The records below must be copied in full; omit the images.
**** Provided records ****
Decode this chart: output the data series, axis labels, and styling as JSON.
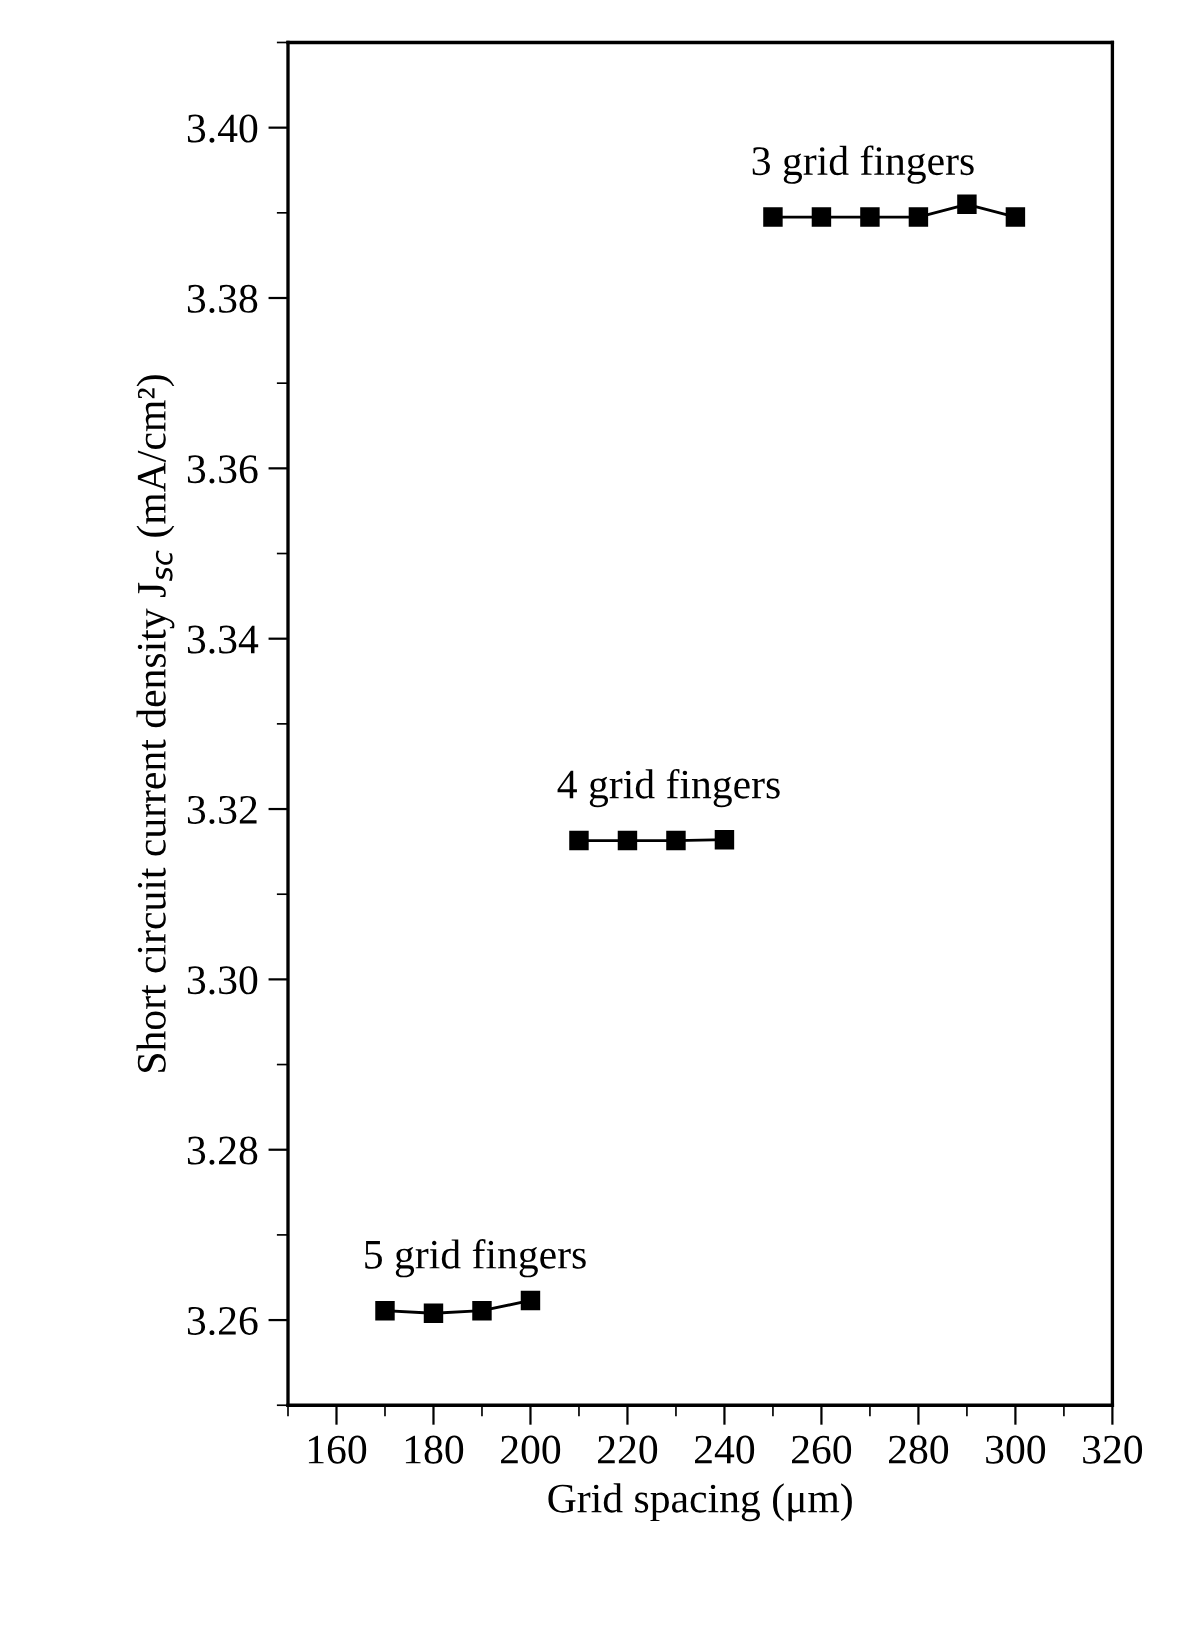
{
  "chart_data": {
    "type": "line",
    "xlabel": "Grid spacing (μm)",
    "ylabel": "Short circuit current density J$_{sc}$ (mA/cm²)",
    "xlim": [
      150,
      320
    ],
    "xticks": [
      160,
      180,
      200,
      220,
      240,
      260,
      280,
      300,
      320
    ],
    "ylim": [
      3.25,
      3.41
    ],
    "yticks": [
      {
        "value": 3.26,
        "label": "3.26"
      },
      {
        "value": 3.28,
        "label": "3.28"
      },
      {
        "value": 3.3,
        "label": "3.30"
      },
      {
        "value": 3.32,
        "label": "3.32"
      },
      {
        "value": 3.34,
        "label": "3.34"
      },
      {
        "value": 3.36,
        "label": "3.36"
      },
      {
        "value": 3.38,
        "label": "3.38"
      },
      {
        "value": 3.4,
        "label": "3.40"
      }
    ],
    "grid": false,
    "marker": "square",
    "line_style": "solid",
    "series": [
      {
        "name": "5 grid fingers",
        "color": "#000000",
        "x": [
          170,
          180,
          190,
          200
        ],
        "values": [
          3.2611,
          3.2608,
          3.2611,
          3.2623
        ]
      },
      {
        "name": "4 grid fingers",
        "color": "#000000",
        "x": [
          210,
          220,
          230,
          240
        ],
        "values": [
          3.3163,
          3.3163,
          3.3163,
          3.3164
        ]
      },
      {
        "name": "3 grid fingers",
        "color": "#000000",
        "x": [
          250,
          260,
          270,
          280,
          290,
          300
        ],
        "values": [
          3.3895,
          3.3895,
          3.3895,
          3.3895,
          3.391,
          3.3895
        ]
      }
    ]
  }
}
****
Solved exercise
Decode this chart: output the data series, axis labels, and styling as JSON.
{
  "chart_data": {
    "type": "line",
    "xlabel": "Grid spacing (μm)",
    "ylabel": "Short circuit current density J$_{sc}$ (mA/cm²)",
    "xlim": [
      150,
      320
    ],
    "xticks": [
      160,
      180,
      200,
      220,
      240,
      260,
      280,
      300,
      320
    ],
    "ylim": [
      3.25,
      3.41
    ],
    "yticks": [
      {
        "value": 3.26,
        "label": "3.26"
      },
      {
        "value": 3.28,
        "label": "3.28"
      },
      {
        "value": 3.3,
        "label": "3.30"
      },
      {
        "value": 3.32,
        "label": "3.32"
      },
      {
        "value": 3.34,
        "label": "3.34"
      },
      {
        "value": 3.36,
        "label": "3.36"
      },
      {
        "value": 3.38,
        "label": "3.38"
      },
      {
        "value": 3.4,
        "label": "3.40"
      }
    ],
    "grid": false,
    "marker": "square",
    "line_style": "solid",
    "series": [
      {
        "name": "5 grid fingers",
        "color": "#000000",
        "x": [
          170,
          180,
          190,
          200
        ],
        "values": [
          3.2611,
          3.2608,
          3.2611,
          3.2623
        ]
      },
      {
        "name": "4 grid fingers",
        "color": "#000000",
        "x": [
          210,
          220,
          230,
          240
        ],
        "values": [
          3.3163,
          3.3163,
          3.3163,
          3.3164
        ]
      },
      {
        "name": "3 grid fingers",
        "color": "#000000",
        "x": [
          250,
          260,
          270,
          280,
          290,
          300
        ],
        "values": [
          3.3895,
          3.3895,
          3.3895,
          3.3895,
          3.391,
          3.3895
        ]
      }
    ]
  }
}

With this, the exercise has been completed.